▶ _DIRECTIONS_
Gather every line of the entries that includes the word "Chile".

▶ _Dataset rows_
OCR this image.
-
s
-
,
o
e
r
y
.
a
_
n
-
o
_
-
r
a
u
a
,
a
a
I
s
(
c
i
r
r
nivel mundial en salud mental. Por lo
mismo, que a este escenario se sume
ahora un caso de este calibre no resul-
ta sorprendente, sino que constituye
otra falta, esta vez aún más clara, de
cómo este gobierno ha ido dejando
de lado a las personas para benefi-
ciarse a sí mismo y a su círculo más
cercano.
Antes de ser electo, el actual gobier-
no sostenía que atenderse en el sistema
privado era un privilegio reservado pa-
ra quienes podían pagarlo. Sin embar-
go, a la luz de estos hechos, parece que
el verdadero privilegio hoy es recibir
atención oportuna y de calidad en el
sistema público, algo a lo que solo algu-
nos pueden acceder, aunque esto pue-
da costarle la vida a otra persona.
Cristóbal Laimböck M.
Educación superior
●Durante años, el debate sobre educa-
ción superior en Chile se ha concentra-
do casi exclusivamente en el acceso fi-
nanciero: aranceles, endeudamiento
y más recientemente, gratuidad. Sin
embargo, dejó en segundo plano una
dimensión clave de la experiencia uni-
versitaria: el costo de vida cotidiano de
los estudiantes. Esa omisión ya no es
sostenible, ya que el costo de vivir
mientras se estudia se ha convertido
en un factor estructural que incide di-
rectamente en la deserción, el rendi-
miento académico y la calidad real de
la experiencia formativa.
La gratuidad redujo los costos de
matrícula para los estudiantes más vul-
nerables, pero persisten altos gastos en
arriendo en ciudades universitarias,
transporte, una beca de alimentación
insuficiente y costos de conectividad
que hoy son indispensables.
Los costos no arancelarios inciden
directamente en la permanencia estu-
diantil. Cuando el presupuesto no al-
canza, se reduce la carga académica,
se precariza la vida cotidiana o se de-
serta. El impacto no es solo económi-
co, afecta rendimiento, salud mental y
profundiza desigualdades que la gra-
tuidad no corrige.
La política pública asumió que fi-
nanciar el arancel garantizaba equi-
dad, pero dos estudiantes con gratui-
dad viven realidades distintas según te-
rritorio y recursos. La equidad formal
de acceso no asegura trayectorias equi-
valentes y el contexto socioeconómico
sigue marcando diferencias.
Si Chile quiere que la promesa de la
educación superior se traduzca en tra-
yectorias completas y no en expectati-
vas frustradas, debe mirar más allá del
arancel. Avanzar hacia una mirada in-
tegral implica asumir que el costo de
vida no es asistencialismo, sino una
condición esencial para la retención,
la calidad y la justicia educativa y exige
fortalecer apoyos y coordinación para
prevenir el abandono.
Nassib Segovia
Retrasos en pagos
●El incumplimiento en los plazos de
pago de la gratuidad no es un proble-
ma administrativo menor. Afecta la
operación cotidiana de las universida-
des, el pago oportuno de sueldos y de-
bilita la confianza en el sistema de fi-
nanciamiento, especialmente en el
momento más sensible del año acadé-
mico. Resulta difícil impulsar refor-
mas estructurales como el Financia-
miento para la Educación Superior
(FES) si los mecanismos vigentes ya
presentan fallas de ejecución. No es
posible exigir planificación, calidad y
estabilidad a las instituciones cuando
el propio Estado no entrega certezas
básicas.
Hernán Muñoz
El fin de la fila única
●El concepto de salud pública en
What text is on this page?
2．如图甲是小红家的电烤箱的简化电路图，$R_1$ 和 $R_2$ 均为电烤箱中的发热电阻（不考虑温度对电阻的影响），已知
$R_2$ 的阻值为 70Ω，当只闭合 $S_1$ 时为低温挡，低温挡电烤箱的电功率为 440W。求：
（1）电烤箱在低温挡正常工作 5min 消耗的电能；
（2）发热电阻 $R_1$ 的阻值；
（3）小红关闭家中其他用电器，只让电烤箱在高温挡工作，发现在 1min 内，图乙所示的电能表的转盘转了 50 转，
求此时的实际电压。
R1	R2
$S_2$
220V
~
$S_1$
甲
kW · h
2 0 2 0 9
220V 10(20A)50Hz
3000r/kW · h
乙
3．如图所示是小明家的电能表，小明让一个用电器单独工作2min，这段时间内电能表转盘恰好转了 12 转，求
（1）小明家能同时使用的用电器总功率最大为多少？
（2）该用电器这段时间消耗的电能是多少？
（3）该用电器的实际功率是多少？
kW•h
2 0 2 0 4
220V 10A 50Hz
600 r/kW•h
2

▶ _SOLUTION FOR THIS EXERCISE_
ción superior en Chile se ha concentra-
Si Chile quiere que la promesa de la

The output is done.